--- Excerpt to read ---

The Imperial Crown is associated with the Imperial Orb and Sceptre, and they are displayed together in the Imperial Treasury at the Hofburg Palace in Vienna, Austria. The Imperial Orb was commissioned in 1612 by Rudolf's brother and successor, Holy Roman Emperor Matthias, and was created by Andreas Ochsenbruck. The shape takes its inspiration from the crown, especially the enamel-work which is in the same style. It is topped by a large sapphire. A peculiarity of the Sceptre is that it was said to be made from unicorn horn, but in fact it was made from the horn of a narwhal. The Imperial Orb and Sceptre were already in use before the proclamation of the Austrian Empire, as Bohemian royal regalia and for the hereditary private estates (Erbhuldigung) of the Archduchy of Austria.

--- Input data ---

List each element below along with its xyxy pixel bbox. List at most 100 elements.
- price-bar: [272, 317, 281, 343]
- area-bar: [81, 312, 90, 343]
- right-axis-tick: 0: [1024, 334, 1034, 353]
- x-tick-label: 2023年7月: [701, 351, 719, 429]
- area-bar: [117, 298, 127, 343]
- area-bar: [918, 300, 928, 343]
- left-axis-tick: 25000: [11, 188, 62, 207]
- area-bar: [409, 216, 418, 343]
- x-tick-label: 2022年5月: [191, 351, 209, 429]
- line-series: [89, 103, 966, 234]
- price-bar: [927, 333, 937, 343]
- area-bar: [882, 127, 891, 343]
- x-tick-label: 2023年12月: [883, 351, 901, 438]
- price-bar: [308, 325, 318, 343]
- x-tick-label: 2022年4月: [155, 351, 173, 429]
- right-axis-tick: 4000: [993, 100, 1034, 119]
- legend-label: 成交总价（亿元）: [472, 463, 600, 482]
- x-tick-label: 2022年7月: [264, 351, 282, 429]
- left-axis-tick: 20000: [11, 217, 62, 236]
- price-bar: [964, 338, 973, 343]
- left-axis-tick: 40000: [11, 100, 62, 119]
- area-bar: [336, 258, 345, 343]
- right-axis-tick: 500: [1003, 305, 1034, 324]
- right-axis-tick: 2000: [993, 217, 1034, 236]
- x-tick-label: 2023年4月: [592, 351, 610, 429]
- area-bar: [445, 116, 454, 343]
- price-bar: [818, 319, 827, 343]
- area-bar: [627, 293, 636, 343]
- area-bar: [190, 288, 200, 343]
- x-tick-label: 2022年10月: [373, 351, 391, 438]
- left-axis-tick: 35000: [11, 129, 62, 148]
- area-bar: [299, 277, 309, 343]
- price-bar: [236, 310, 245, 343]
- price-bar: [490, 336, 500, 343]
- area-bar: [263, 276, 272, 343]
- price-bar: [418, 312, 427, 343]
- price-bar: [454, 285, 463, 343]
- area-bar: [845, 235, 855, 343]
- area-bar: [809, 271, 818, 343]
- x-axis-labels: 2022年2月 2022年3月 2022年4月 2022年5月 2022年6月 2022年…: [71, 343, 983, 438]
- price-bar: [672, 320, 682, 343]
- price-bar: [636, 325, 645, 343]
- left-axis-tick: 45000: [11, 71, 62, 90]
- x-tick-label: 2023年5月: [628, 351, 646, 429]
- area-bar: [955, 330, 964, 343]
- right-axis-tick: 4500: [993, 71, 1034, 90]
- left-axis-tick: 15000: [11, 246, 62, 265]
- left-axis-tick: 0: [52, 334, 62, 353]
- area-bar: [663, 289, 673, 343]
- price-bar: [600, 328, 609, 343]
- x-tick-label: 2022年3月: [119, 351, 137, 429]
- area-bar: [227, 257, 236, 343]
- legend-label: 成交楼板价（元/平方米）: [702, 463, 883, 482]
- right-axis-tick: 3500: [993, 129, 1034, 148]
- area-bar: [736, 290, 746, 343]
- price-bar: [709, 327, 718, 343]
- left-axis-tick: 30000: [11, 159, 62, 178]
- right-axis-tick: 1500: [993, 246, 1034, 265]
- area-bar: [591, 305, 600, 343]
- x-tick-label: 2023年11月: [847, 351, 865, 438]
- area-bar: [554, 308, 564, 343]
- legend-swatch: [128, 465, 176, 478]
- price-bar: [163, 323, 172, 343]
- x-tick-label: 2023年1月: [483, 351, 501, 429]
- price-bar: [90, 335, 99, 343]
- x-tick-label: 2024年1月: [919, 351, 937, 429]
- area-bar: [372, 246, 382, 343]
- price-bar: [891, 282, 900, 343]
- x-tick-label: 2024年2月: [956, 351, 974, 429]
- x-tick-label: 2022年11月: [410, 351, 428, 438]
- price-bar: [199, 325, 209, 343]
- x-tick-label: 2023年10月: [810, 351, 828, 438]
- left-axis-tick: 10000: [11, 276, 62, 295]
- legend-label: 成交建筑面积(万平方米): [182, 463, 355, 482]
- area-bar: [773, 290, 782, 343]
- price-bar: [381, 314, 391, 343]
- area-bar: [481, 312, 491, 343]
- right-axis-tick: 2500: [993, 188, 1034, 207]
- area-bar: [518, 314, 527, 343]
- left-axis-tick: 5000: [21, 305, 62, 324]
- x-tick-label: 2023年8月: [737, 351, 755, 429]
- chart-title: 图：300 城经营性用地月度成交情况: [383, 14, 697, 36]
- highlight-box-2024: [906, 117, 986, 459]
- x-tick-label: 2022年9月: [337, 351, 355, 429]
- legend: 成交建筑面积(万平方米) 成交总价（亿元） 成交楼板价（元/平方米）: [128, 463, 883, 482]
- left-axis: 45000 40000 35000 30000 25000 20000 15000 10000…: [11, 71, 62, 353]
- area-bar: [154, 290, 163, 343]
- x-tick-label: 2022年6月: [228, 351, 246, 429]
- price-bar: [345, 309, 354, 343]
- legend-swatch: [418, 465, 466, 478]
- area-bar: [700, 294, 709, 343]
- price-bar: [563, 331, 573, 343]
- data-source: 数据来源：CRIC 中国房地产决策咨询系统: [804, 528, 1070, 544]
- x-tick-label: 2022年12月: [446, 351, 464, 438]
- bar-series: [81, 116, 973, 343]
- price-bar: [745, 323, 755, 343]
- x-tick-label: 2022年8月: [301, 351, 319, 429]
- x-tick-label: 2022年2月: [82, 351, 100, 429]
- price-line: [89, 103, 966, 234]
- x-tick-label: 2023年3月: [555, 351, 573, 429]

---

__Questions to answer__.
1/ Reproduce the stretch of the Imperial Orb and Sceptre passage from "The Imperial Crown" through "Archduchy of Austria.".
2/ Carry the Imperial Orb and Sceptre passage onward from its final sentence.

__Expected responses__.
1/
The Imperial Crown is associated with the Imperial Orb and Sceptre, and they are displayed together in the Imperial Treasury at the Hofburg Palace in Vienna, Austria. The Imperial Orb was commissioned in 1612 by Rudolf's brother and successor, Holy Roman Emperor Matthias, and was created by Andreas Ochsenbruck. The shape takes its inspiration from the crown, especially the enamel-work which is in the same style. It is topped by a large sapphire. A peculiarity of the Sceptre is that it was said to be made from unicorn horn, but in fact it was made from the horn of a narwhal. The Imperial Orb and Sceptre were already in use before the proclamation of the Austrian Empire, as Bohemian royal regalia and for the hereditary private estates (Erbhuldigung) of the Archduchy of Austria.

2/
==Other uses==

Coats of arms of Amsterdam with the imperial Austrian crown

- A number of beer companies feature the Imperial Crown on their logo, such as the Royal Brewery of Krušovice (cs: Královský Pivovar Krušovice) in the Czech Republic.
- Some cities have their coat of arms crowned by the Imperial Crown. Amsterdam, was granted its coat of arms to be crowned by emperor Maximilian I in 1489 in recognition of its financial support for one of his wars. The crown can be seen on the spire of Westerkerk and adorning the Blauwbrug.